— start of Input data —

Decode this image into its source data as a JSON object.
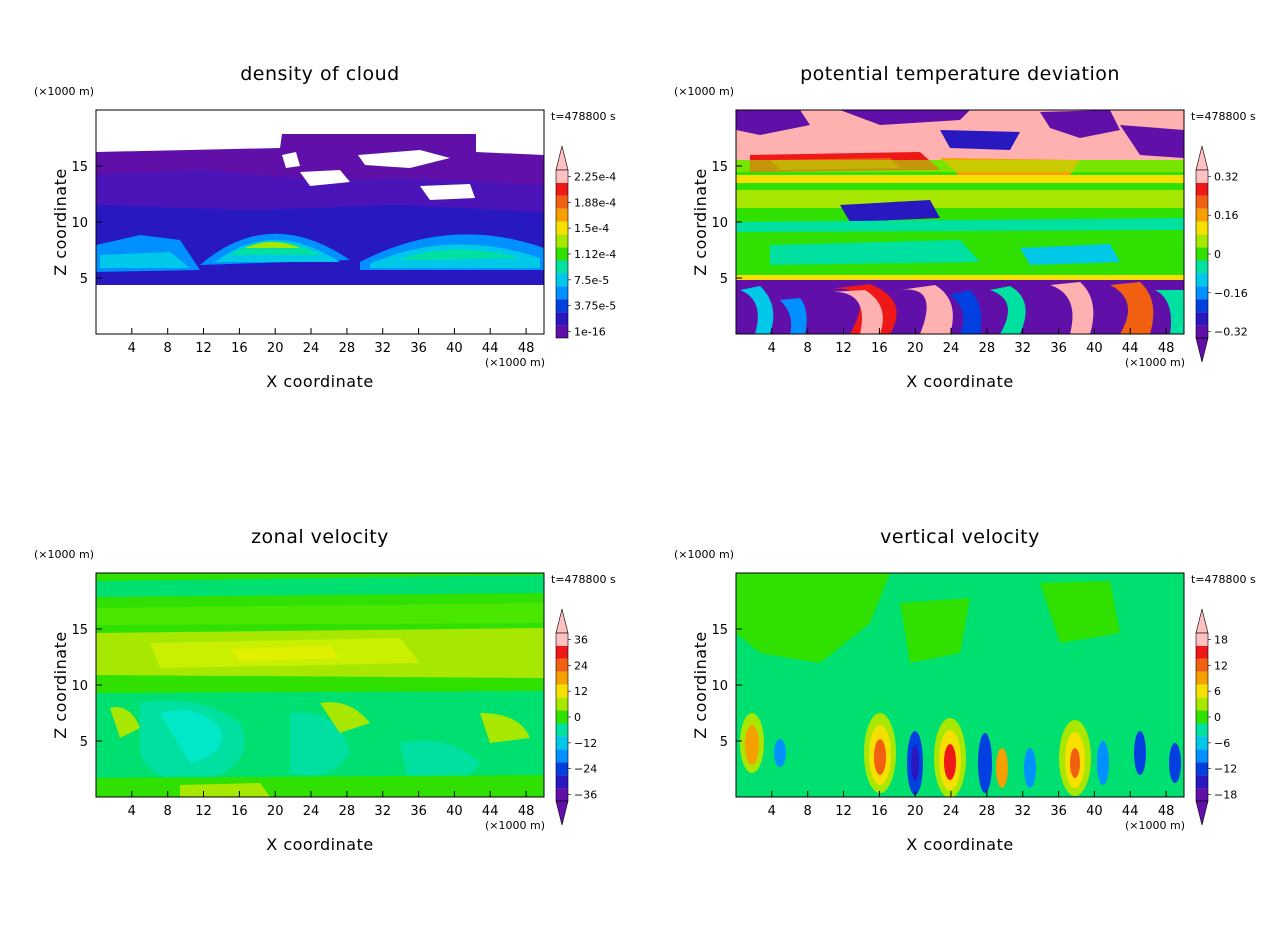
{
  "chart_data": [
    {
      "type": "heatmap",
      "title": "density of cloud",
      "time_label": "t=478800 s",
      "xlabel": "X coordinate",
      "ylabel": "Z coordinate",
      "x_unit": "(×1000 m)",
      "y_unit": "(×1000 m)",
      "xlim": [
        0,
        50
      ],
      "ylim": [
        0,
        20
      ],
      "xticks": [
        "4",
        "8",
        "12",
        "16",
        "20",
        "24",
        "28",
        "32",
        "36",
        "40",
        "44",
        "48"
      ],
      "yticks": [
        "5",
        "10",
        "15"
      ],
      "colorbar": {
        "labels": [
          "2.25e-4",
          "1.88e-4",
          "1.5e-4",
          "1.12e-4",
          "7.5e-5",
          "3.75e-5",
          "1e-16"
        ],
        "colors": [
          "#ffc0c0",
          "#ee1818",
          "#f06010",
          "#f5a000",
          "#f5e000",
          "#a8e800",
          "#30e000",
          "#00e0a0",
          "#00c8e8",
          "#0090ff",
          "#0040e0",
          "#2818c0",
          "#6010a8"
        ],
        "arrow_top": true,
        "arrow_bottom": false
      }
    },
    {
      "type": "heatmap",
      "title": "potential temperature deviation",
      "time_label": "t=478800 s",
      "xlabel": "X coordinate",
      "ylabel": "Z coordinate",
      "x_unit": "(×1000 m)",
      "y_unit": "(×1000 m)",
      "xlim": [
        0,
        50
      ],
      "ylim": [
        0,
        20
      ],
      "xticks": [
        "4",
        "8",
        "12",
        "16",
        "20",
        "24",
        "28",
        "32",
        "36",
        "40",
        "44",
        "48"
      ],
      "yticks": [
        "5",
        "10",
        "15"
      ],
      "colorbar": {
        "labels": [
          "0.32",
          "0.16",
          "0",
          "−0.16",
          "−0.32"
        ],
        "colors": [
          "#ffc0c0",
          "#ee1818",
          "#f06010",
          "#f5a000",
          "#f5e000",
          "#a8e800",
          "#30e000",
          "#00e0a0",
          "#00c8e8",
          "#0090ff",
          "#0040e0",
          "#2818c0",
          "#6010a8"
        ],
        "arrow_top": true,
        "arrow_bottom": true
      }
    },
    {
      "type": "heatmap",
      "title": "zonal velocity",
      "time_label": "t=478800 s",
      "xlabel": "X coordinate",
      "ylabel": "Z coordinate",
      "x_unit": "(×1000 m)",
      "y_unit": "(×1000 m)",
      "xlim": [
        0,
        50
      ],
      "ylim": [
        0,
        20
      ],
      "xticks": [
        "4",
        "8",
        "12",
        "16",
        "20",
        "24",
        "28",
        "32",
        "36",
        "40",
        "44",
        "48"
      ],
      "yticks": [
        "5",
        "10",
        "15"
      ],
      "colorbar": {
        "labels": [
          "36",
          "24",
          "12",
          "0",
          "−12",
          "−24",
          "−36"
        ],
        "colors": [
          "#ffc0c0",
          "#ee1818",
          "#f06010",
          "#f5a000",
          "#f5e000",
          "#a8e800",
          "#30e000",
          "#00e0a0",
          "#00c8e8",
          "#0090ff",
          "#0040e0",
          "#2818c0",
          "#6010a8"
        ],
        "arrow_top": true,
        "arrow_bottom": true
      }
    },
    {
      "type": "heatmap",
      "title": "vertical velocity",
      "time_label": "t=478800 s",
      "xlabel": "X coordinate",
      "ylabel": "Z coordinate",
      "x_unit": "(×1000 m)",
      "y_unit": "(×1000 m)",
      "xlim": [
        0,
        50
      ],
      "ylim": [
        0,
        20
      ],
      "xticks": [
        "4",
        "8",
        "12",
        "16",
        "20",
        "24",
        "28",
        "32",
        "36",
        "40",
        "44",
        "48"
      ],
      "yticks": [
        "5",
        "10",
        "15"
      ],
      "colorbar": {
        "labels": [
          "18",
          "12",
          "6",
          "0",
          "−6",
          "−12",
          "−18"
        ],
        "colors": [
          "#ffc0c0",
          "#ee1818",
          "#f06010",
          "#f5a000",
          "#f5e000",
          "#a8e800",
          "#30e000",
          "#00e0a0",
          "#00c8e8",
          "#0090ff",
          "#0040e0",
          "#2818c0",
          "#6010a8"
        ],
        "arrow_top": true,
        "arrow_bottom": true
      }
    }
  ]
}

— end of Input data —

#### [The problem]
Pull out every line of the records that includes the string "title".

#### [Result of the exercise]
      "title": "density of cloud",
      "title": "potential temperature deviation",
      "title": "zonal velocity",
      "title": "vertical velocity",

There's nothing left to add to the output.